■ Exercise:
Copy out the lines that include the word "فيها".

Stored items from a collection

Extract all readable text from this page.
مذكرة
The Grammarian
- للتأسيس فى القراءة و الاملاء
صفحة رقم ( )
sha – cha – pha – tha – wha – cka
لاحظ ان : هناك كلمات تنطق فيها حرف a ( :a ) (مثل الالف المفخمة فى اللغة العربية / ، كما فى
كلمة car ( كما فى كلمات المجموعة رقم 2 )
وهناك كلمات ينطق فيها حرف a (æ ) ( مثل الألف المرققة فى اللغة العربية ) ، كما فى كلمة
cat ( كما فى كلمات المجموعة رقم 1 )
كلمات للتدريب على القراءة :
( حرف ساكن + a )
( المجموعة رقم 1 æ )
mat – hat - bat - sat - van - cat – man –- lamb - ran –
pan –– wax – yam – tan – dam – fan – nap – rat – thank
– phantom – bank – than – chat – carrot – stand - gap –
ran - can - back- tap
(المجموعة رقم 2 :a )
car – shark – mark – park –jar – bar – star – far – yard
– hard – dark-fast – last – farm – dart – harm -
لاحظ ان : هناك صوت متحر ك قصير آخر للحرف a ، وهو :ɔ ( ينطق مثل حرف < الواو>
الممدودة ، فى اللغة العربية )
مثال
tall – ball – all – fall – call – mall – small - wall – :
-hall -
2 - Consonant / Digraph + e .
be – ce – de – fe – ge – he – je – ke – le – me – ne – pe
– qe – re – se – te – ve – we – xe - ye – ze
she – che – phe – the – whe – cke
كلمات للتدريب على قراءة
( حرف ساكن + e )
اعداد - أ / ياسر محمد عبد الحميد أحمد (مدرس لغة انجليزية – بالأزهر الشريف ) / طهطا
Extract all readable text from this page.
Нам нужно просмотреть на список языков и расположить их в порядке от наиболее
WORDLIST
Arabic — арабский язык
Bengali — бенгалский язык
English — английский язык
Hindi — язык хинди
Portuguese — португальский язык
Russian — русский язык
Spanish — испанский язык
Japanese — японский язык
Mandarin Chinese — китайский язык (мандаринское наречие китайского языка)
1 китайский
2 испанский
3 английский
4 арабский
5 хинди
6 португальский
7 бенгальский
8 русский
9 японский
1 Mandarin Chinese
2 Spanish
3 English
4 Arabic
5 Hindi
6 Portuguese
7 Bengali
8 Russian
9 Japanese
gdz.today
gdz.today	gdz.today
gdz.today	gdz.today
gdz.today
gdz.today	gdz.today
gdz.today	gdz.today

■ Final result:
لاحظ ان : هناك كلمات تنطق فيها حرف a ( :a ) (مثل الالف المفخمة فى اللغة العربية / ، كما فى
وهناك كلمات ينطق فيها حرف a (æ ) ( مثل الألف المرققة فى اللغة العربية ) ، كما فى كلمة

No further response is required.